**Given instruction**. For the listing below, give the count of lines containing the string "Total" and nothing else.

**Excerpted records**.
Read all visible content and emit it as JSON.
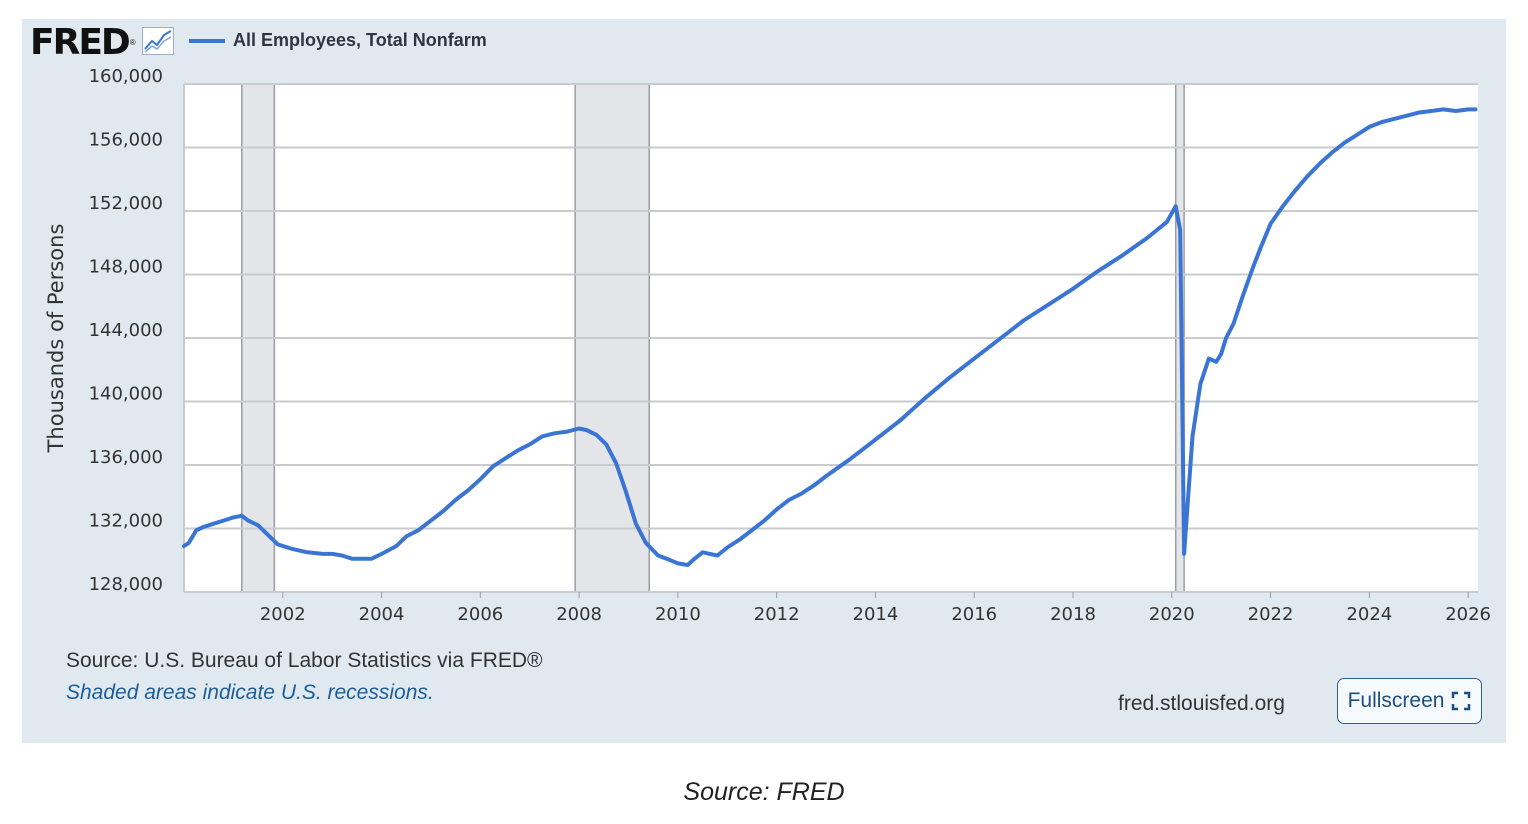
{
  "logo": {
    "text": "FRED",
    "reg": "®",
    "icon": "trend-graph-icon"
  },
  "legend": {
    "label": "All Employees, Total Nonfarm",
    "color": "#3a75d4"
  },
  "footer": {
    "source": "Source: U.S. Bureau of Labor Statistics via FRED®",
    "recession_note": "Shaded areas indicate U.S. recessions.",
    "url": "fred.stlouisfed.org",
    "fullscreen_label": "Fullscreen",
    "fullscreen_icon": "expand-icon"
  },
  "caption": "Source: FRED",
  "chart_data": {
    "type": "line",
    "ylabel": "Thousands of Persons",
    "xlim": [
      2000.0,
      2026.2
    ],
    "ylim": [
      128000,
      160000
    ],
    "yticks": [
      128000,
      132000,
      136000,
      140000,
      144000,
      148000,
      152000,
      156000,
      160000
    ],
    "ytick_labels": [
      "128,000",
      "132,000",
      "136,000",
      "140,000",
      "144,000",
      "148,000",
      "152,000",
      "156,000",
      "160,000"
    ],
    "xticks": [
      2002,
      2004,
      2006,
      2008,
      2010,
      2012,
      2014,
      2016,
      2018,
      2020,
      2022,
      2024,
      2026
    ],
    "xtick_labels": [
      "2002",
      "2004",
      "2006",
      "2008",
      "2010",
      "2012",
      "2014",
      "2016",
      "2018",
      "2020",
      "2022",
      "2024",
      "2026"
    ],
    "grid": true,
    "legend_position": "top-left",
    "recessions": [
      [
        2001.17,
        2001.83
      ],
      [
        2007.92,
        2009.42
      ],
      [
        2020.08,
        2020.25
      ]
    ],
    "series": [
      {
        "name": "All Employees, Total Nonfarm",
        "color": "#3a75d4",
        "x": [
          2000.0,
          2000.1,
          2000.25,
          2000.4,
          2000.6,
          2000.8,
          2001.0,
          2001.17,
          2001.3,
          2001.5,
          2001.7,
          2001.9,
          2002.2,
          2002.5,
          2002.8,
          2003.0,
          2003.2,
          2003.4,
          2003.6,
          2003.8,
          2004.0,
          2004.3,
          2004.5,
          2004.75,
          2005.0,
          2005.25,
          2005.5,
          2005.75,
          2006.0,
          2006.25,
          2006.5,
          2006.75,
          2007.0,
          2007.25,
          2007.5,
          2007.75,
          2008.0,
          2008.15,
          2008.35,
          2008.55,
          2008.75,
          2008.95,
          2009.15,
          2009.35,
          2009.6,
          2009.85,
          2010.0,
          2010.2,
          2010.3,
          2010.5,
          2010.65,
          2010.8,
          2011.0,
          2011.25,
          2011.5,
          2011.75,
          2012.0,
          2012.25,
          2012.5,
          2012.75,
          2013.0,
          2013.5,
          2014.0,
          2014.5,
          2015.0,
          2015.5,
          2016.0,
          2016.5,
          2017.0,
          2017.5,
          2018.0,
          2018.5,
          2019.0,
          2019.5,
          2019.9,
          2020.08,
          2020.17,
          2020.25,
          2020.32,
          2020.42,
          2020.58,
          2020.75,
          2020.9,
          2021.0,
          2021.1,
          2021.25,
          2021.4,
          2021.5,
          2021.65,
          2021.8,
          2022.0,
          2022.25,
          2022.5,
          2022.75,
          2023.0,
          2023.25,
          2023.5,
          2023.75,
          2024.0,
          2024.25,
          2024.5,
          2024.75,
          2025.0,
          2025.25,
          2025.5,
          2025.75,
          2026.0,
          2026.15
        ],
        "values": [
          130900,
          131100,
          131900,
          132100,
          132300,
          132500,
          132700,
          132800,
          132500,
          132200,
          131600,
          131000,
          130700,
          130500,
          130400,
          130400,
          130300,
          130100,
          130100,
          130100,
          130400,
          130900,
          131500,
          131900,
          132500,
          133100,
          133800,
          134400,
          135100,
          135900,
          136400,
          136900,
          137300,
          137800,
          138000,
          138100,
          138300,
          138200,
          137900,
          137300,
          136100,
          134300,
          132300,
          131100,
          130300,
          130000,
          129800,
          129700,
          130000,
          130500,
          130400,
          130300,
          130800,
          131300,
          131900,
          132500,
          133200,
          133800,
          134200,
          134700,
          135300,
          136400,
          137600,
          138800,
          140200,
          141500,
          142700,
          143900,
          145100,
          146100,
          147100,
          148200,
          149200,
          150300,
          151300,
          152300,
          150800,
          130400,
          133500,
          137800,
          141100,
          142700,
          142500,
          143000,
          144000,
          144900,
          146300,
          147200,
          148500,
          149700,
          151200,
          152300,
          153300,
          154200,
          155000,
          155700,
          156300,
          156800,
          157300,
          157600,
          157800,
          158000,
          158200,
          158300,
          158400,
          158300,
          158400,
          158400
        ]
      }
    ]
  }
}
==
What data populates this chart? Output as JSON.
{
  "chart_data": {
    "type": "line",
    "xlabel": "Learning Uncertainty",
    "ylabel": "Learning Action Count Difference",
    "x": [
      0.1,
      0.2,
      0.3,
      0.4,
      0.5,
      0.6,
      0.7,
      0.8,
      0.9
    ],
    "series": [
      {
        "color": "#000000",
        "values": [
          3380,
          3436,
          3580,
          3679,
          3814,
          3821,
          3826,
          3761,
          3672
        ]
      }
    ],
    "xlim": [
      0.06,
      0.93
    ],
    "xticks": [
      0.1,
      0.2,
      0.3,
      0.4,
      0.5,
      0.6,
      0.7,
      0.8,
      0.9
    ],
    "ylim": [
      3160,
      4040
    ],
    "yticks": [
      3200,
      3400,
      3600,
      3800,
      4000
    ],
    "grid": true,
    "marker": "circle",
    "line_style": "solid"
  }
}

**Finished task**. 2